┏━━

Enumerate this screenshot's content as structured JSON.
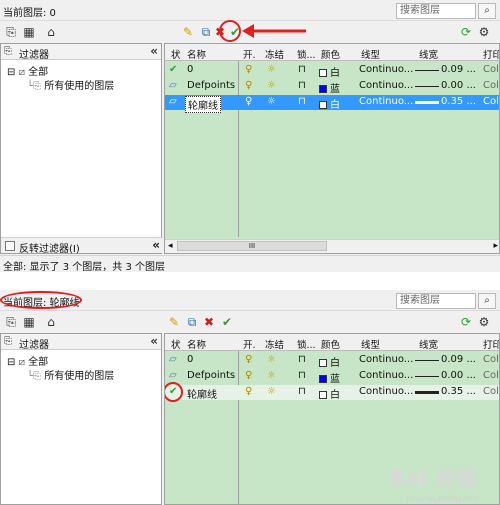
{
  "top": {
    "current_layer": "当前图层: 0",
    "search_placeholder": "搜索图层",
    "filter_header": "过滤器",
    "tree": {
      "root": "全部",
      "child": "所有使用的图层"
    },
    "invert_filter": "反转过滤器(I)",
    "columns": [
      "状",
      "名称",
      "开.",
      "冻结",
      "锁...",
      "颜色",
      "线型",
      "线宽",
      "打印"
    ],
    "rows": [
      {
        "status": "✔",
        "name": "0",
        "color": "白",
        "color_hex": "#ffffff",
        "linetype": "Continuo...",
        "lineweight": "0.09 ...",
        "plot": "Col"
      },
      {
        "status": "▱",
        "name": "Defpoints",
        "color": "蓝",
        "color_hex": "#0000ff",
        "linetype": "Continuo...",
        "lineweight": "0.00 ...",
        "plot": "Col"
      },
      {
        "status": "▱",
        "name": "轮廓线",
        "color": "白",
        "color_hex": "#ffffff",
        "linetype": "Continuo...",
        "lineweight": "0.35 ...",
        "plot": "Col"
      }
    ],
    "hscroll_mark": "III",
    "status_text": "全部: 显示了 3 个图层，共 3 个图层"
  },
  "bottom": {
    "current_layer": "当前图层: 轮廓线",
    "search_placeholder": "搜索图层",
    "filter_header": "过滤器",
    "tree": {
      "root": "全部",
      "child": "所有使用的图层"
    },
    "columns": [
      "状",
      "名称",
      "开.",
      "冻结",
      "锁...",
      "颜色",
      "线型",
      "线宽",
      "打印"
    ],
    "rows": [
      {
        "status": "▱",
        "name": "0",
        "color": "白",
        "color_hex": "#ffffff",
        "linetype": "Continuo...",
        "lineweight": "0.09 ...",
        "plot": "Col"
      },
      {
        "status": "▱",
        "name": "Defpoints",
        "color": "蓝",
        "color_hex": "#0000ff",
        "linetype": "Continuo...",
        "lineweight": "0.00 ...",
        "plot": "Col"
      },
      {
        "status": "✔",
        "name": "轮廓线",
        "color": "白",
        "color_hex": "#ffffff",
        "linetype": "Continuo...",
        "lineweight": "0.35 ...",
        "plot": "Col"
      }
    ]
  },
  "icons": {
    "bulb": "💡",
    "sun": "☼",
    "lock": "🔓",
    "search": "🔍",
    "collapse": "«",
    "new_layer": "✎",
    "new_layer_vp": "⧉",
    "delete": "✖",
    "set_current": "✔",
    "refresh": "⟳",
    "settings": "🔧",
    "filter_new": "⎘",
    "filter_group": "▦",
    "state": "⌂"
  },
  "colors": {
    "accent_red": "#e02020",
    "selection": "#3399ff",
    "grid_bg": "#c7e6c7",
    "delete_red": "#cc2020",
    "check_green": "#2f9e2f"
  },
  "watermark": {
    "text": "Bai 经验",
    "sub": "jingyan.baidu.com"
  }
}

┗━━

**Challenge:** Do not include the images; transcribe the rest of the listing exactly.

**Complete output:**
Enumerate this screenshot's content as structured JSON.
{
  "top": {
    "current_layer": "当前图层: 0",
    "search_placeholder": "搜索图层",
    "filter_header": "过滤器",
    "tree": {
      "root": "全部",
      "child": "所有使用的图层"
    },
    "invert_filter": "反转过滤器(I)",
    "columns": [
      "状",
      "名称",
      "开.",
      "冻结",
      "锁...",
      "颜色",
      "线型",
      "线宽",
      "打印"
    ],
    "rows": [
      {
        "status": "✔",
        "name": "0",
        "color": "白",
        "color_hex": "#ffffff",
        "linetype": "Continuo...",
        "lineweight": "0.09 ...",
        "plot": "Col"
      },
      {
        "status": "▱",
        "name": "Defpoints",
        "color": "蓝",
        "color_hex": "#0000ff",
        "linetype": "Continuo...",
        "lineweight": "0.00 ...",
        "plot": "Col"
      },
      {
        "status": "▱",
        "name": "轮廓线",
        "color": "白",
        "color_hex": "#ffffff",
        "linetype": "Continuo...",
        "lineweight": "0.35 ...",
        "plot": "Col"
      }
    ],
    "hscroll_mark": "III",
    "status_text": "全部: 显示了 3 个图层，共 3 个图层"
  },
  "bottom": {
    "current_layer": "当前图层: 轮廓线",
    "search_placeholder": "搜索图层",
    "filter_header": "过滤器",
    "tree": {
      "root": "全部",
      "child": "所有使用的图层"
    },
    "columns": [
      "状",
      "名称",
      "开.",
      "冻结",
      "锁...",
      "颜色",
      "线型",
      "线宽",
      "打印"
    ],
    "rows": [
      {
        "status": "▱",
        "name": "0",
        "color": "白",
        "color_hex": "#ffffff",
        "linetype": "Continuo...",
        "lineweight": "0.09 ...",
        "plot": "Col"
      },
      {
        "status": "▱",
        "name": "Defpoints",
        "color": "蓝",
        "color_hex": "#0000ff",
        "linetype": "Continuo...",
        "lineweight": "0.00 ...",
        "plot": "Col"
      },
      {
        "status": "✔",
        "name": "轮廓线",
        "color": "白",
        "color_hex": "#ffffff",
        "linetype": "Continuo...",
        "lineweight": "0.35 ...",
        "plot": "Col"
      }
    ]
  },
  "icons": {
    "bulb": "💡",
    "sun": "☼",
    "lock": "🔓",
    "search": "🔍",
    "collapse": "«",
    "new_layer": "✎",
    "new_layer_vp": "⧉",
    "delete": "✖",
    "set_current": "✔",
    "refresh": "⟳",
    "settings": "🔧",
    "filter_new": "⎘",
    "filter_group": "▦",
    "state": "⌂"
  },
  "colors": {
    "accent_red": "#e02020",
    "selection": "#3399ff",
    "grid_bg": "#c7e6c7",
    "delete_red": "#cc2020",
    "check_green": "#2f9e2f"
  },
  "watermark": {
    "text": "Bai 经验",
    "sub": "jingyan.baidu.com"
  }
}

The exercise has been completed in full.